_Objective_
Copy every line that holds "title".

_Data for this exercise_
>>
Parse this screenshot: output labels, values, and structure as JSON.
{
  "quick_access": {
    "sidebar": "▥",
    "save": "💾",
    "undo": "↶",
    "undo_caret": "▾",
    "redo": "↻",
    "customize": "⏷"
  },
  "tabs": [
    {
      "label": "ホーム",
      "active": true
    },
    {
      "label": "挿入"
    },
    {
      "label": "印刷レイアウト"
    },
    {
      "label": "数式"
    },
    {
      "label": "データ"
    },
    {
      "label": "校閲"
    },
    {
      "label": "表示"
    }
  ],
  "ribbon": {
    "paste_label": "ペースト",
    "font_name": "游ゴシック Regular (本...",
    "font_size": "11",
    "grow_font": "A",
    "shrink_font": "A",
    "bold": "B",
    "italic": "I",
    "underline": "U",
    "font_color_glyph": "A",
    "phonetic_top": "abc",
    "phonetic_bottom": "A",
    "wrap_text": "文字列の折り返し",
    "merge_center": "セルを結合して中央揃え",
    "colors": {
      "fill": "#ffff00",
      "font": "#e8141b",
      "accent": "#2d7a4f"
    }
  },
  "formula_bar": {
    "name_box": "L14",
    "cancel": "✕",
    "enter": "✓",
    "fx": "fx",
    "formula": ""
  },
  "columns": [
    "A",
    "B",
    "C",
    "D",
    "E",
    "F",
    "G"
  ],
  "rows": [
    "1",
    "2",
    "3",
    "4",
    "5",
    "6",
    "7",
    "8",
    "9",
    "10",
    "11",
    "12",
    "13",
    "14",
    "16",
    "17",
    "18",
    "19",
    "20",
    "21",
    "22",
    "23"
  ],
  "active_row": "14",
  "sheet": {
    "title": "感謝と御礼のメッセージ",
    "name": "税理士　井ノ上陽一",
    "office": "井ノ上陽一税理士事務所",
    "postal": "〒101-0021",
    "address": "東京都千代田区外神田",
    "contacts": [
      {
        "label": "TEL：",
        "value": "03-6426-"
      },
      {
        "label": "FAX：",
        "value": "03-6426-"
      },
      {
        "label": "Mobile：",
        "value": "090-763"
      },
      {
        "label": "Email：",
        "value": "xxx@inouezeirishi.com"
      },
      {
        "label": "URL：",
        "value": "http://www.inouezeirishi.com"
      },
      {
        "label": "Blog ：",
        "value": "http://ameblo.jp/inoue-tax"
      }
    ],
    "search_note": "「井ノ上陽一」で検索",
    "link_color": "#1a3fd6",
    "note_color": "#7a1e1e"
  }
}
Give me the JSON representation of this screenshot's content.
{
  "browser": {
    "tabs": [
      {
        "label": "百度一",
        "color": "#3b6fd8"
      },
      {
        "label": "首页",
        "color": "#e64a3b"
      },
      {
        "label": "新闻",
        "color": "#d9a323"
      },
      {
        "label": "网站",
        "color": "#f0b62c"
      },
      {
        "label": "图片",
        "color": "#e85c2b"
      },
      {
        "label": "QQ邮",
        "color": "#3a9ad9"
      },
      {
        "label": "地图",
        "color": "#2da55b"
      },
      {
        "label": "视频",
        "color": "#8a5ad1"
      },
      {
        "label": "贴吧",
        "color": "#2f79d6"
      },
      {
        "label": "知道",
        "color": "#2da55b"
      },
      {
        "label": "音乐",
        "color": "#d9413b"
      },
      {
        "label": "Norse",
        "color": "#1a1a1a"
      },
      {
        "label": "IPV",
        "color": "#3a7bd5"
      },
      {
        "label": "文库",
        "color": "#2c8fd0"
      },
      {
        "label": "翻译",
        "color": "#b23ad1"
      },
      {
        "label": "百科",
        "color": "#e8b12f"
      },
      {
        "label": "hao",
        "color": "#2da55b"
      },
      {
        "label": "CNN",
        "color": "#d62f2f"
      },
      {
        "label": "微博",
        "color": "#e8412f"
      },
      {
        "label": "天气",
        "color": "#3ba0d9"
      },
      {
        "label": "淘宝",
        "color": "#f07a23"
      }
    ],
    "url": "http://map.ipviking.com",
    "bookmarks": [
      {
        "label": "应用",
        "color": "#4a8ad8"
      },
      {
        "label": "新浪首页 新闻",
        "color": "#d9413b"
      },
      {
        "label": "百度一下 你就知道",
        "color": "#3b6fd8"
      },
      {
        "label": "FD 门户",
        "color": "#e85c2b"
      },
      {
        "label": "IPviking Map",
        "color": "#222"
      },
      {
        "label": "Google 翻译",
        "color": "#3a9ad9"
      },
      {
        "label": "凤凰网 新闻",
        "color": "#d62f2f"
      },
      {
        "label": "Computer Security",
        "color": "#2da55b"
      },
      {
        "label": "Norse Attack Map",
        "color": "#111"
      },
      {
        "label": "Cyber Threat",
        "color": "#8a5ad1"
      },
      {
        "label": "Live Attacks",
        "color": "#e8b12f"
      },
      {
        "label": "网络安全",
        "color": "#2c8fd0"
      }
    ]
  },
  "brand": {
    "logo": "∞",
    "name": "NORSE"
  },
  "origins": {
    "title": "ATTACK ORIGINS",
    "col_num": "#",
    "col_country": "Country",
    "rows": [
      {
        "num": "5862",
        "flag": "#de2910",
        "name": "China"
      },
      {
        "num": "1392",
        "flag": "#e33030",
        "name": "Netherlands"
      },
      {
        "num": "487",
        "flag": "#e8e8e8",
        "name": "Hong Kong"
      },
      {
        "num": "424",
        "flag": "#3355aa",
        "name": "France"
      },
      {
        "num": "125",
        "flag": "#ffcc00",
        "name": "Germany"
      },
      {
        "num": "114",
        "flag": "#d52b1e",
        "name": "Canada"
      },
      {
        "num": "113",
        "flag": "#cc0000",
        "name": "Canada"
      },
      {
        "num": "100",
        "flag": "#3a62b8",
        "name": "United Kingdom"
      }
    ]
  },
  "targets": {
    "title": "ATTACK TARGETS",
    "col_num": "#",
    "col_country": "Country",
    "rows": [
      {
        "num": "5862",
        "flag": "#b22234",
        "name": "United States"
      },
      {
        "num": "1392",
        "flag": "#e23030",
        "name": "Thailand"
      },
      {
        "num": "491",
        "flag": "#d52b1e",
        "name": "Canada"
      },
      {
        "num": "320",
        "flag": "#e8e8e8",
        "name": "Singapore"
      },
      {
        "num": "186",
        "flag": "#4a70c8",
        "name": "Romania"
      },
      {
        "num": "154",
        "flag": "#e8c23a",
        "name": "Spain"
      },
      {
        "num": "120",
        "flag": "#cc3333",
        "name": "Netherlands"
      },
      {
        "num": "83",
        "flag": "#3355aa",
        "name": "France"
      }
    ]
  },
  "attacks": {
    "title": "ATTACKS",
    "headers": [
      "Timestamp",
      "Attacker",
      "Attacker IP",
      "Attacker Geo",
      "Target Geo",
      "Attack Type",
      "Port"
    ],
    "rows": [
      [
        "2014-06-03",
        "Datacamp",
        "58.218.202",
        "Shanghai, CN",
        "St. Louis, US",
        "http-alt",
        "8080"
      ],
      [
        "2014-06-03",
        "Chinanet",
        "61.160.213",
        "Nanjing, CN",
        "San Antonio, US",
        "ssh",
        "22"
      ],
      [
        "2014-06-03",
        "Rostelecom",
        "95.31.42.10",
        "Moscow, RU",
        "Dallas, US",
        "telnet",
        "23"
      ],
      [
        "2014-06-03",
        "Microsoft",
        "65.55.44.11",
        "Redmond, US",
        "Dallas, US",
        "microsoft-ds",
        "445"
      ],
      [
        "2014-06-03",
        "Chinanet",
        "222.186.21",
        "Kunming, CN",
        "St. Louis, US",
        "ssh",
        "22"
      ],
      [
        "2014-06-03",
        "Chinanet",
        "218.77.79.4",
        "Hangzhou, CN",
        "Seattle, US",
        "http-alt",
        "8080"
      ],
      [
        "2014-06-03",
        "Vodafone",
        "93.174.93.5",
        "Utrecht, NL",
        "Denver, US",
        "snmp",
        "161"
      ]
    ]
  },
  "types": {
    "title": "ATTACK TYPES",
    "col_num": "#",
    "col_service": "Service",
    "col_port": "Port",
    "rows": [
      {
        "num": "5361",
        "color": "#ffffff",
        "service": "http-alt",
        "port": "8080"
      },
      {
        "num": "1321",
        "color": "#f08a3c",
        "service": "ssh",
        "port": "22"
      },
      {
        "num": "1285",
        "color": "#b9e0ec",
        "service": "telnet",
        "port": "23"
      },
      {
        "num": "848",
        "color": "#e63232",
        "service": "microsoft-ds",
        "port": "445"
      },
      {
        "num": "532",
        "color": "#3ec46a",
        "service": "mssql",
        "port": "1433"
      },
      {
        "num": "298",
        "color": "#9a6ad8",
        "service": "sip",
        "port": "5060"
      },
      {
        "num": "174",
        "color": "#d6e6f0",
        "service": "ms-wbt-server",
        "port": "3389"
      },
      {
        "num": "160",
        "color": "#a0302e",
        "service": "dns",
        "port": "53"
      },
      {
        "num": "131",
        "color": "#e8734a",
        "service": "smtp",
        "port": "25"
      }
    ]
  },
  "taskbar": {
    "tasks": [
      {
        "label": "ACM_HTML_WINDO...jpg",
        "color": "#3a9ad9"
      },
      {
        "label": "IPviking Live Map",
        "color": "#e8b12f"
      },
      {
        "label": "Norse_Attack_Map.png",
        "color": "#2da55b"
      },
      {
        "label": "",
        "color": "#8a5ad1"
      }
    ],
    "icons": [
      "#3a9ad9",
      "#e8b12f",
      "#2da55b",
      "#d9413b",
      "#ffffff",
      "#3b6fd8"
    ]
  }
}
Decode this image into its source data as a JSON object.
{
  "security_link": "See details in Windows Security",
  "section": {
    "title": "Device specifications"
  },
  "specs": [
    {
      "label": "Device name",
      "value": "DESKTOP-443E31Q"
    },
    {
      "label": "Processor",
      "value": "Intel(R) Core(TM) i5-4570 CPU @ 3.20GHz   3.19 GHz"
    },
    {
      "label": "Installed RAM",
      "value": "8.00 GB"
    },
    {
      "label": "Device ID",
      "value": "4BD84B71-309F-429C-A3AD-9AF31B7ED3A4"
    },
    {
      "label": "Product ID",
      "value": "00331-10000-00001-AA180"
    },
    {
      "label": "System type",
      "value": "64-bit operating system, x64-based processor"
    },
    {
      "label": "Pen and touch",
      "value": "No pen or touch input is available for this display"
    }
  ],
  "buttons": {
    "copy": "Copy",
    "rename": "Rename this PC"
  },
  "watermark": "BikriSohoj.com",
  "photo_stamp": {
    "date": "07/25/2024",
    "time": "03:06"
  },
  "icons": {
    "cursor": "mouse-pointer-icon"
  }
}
<<
_Correct answer_
    "title": "感謝と御礼のメッセージ",
    "title": "ATTACK ORIGINS",
    "title": "ATTACK TARGETS",
    "title": "ATTACKS",
    "title": "ATTACK TYPES",
    "title": "Device specifications"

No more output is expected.